* [TASK GOAL] Would you pull out every line of the material that contains the string "EVITSKOG"?

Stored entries

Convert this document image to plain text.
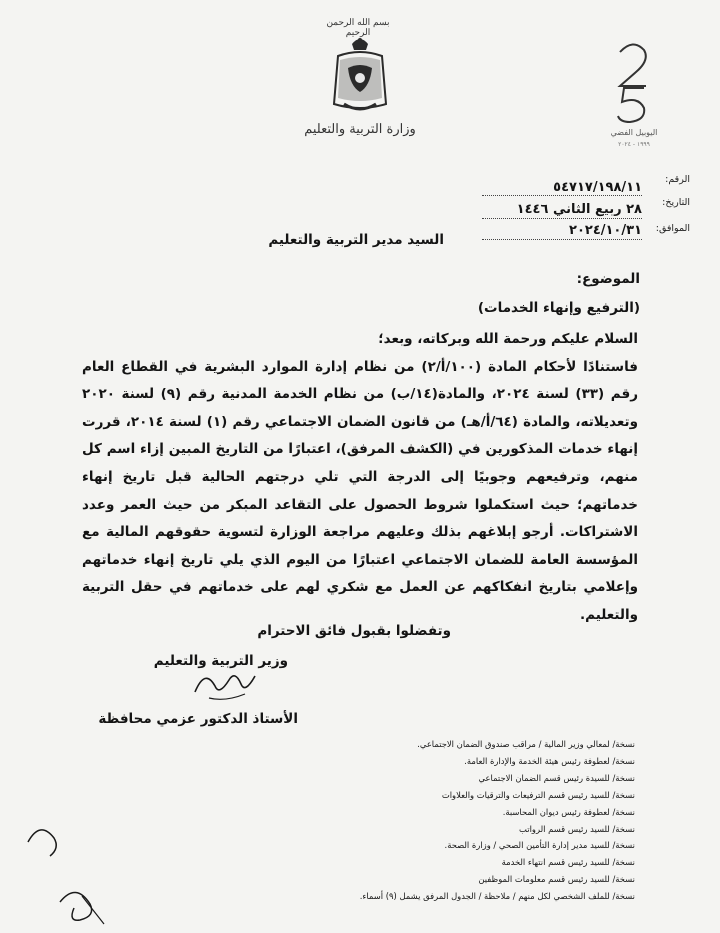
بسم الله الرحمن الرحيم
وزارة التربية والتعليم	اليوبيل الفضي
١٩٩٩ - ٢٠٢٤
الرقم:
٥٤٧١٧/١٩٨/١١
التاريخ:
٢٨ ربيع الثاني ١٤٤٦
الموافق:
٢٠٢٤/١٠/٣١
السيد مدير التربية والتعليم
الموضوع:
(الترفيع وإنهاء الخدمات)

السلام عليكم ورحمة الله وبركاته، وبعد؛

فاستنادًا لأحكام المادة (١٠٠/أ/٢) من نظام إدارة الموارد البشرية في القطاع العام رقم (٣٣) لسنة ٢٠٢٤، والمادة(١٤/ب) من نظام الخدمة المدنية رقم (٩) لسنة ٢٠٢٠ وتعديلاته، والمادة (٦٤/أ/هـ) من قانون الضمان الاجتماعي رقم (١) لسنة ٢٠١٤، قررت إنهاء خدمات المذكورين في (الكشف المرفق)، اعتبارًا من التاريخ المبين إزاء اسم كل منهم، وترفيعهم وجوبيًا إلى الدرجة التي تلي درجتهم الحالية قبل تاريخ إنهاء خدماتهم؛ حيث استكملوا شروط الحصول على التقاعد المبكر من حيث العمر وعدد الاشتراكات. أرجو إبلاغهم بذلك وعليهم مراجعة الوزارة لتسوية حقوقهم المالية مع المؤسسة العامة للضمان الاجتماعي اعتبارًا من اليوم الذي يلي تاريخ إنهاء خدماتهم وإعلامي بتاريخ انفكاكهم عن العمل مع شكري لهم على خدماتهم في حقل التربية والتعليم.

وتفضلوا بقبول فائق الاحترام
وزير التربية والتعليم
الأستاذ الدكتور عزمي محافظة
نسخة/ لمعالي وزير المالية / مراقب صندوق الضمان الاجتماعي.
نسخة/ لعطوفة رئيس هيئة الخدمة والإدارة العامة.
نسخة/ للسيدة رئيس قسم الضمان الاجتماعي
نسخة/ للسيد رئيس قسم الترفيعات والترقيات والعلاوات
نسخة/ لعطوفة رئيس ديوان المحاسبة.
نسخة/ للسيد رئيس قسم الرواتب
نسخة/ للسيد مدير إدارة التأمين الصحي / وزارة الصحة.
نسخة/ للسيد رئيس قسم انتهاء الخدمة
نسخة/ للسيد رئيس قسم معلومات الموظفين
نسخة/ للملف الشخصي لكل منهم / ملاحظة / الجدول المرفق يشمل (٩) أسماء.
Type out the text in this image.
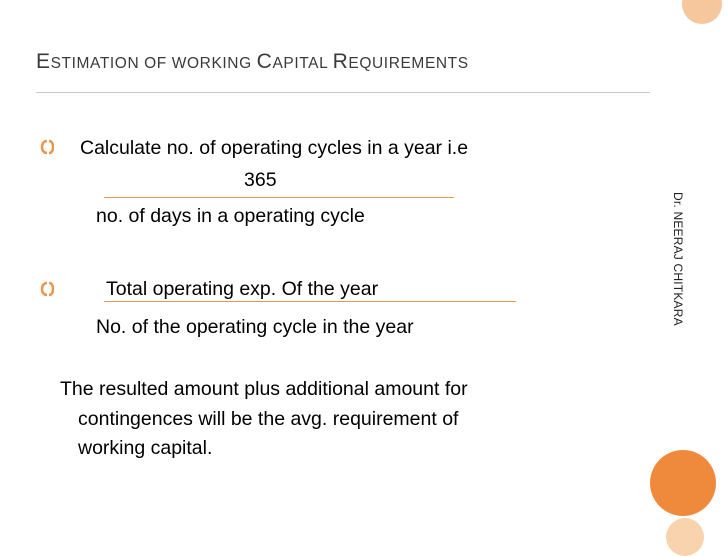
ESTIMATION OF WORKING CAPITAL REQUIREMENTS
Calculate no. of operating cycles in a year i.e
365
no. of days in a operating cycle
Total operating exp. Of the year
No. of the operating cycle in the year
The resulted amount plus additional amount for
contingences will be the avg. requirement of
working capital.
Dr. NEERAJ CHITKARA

...

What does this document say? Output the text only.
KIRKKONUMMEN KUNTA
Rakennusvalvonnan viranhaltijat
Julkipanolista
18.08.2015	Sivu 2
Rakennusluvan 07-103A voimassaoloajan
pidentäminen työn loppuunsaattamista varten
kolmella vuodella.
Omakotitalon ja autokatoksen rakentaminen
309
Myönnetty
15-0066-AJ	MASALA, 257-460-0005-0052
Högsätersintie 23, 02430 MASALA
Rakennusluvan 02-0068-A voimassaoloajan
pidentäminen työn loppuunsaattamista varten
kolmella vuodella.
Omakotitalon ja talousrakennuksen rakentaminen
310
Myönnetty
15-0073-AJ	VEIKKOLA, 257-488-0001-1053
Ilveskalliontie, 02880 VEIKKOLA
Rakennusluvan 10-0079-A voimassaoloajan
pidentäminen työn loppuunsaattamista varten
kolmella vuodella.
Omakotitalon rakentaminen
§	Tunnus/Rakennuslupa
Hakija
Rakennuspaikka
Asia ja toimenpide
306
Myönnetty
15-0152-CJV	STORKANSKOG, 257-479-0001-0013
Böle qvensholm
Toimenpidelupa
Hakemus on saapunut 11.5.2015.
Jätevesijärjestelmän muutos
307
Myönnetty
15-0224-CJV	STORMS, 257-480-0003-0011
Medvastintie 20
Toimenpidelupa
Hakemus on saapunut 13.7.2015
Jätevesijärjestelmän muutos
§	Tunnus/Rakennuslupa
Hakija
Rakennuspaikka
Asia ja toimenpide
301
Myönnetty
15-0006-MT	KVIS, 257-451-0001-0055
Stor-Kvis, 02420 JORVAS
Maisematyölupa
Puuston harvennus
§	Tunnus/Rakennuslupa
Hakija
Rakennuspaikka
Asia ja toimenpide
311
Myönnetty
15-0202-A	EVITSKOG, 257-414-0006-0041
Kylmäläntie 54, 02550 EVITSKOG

* [RESULT OF THE TASK]
15-0202-A	EVITSKOG, 257-414-0006-0041
Kylmäläntie 54, 02550 EVITSKOG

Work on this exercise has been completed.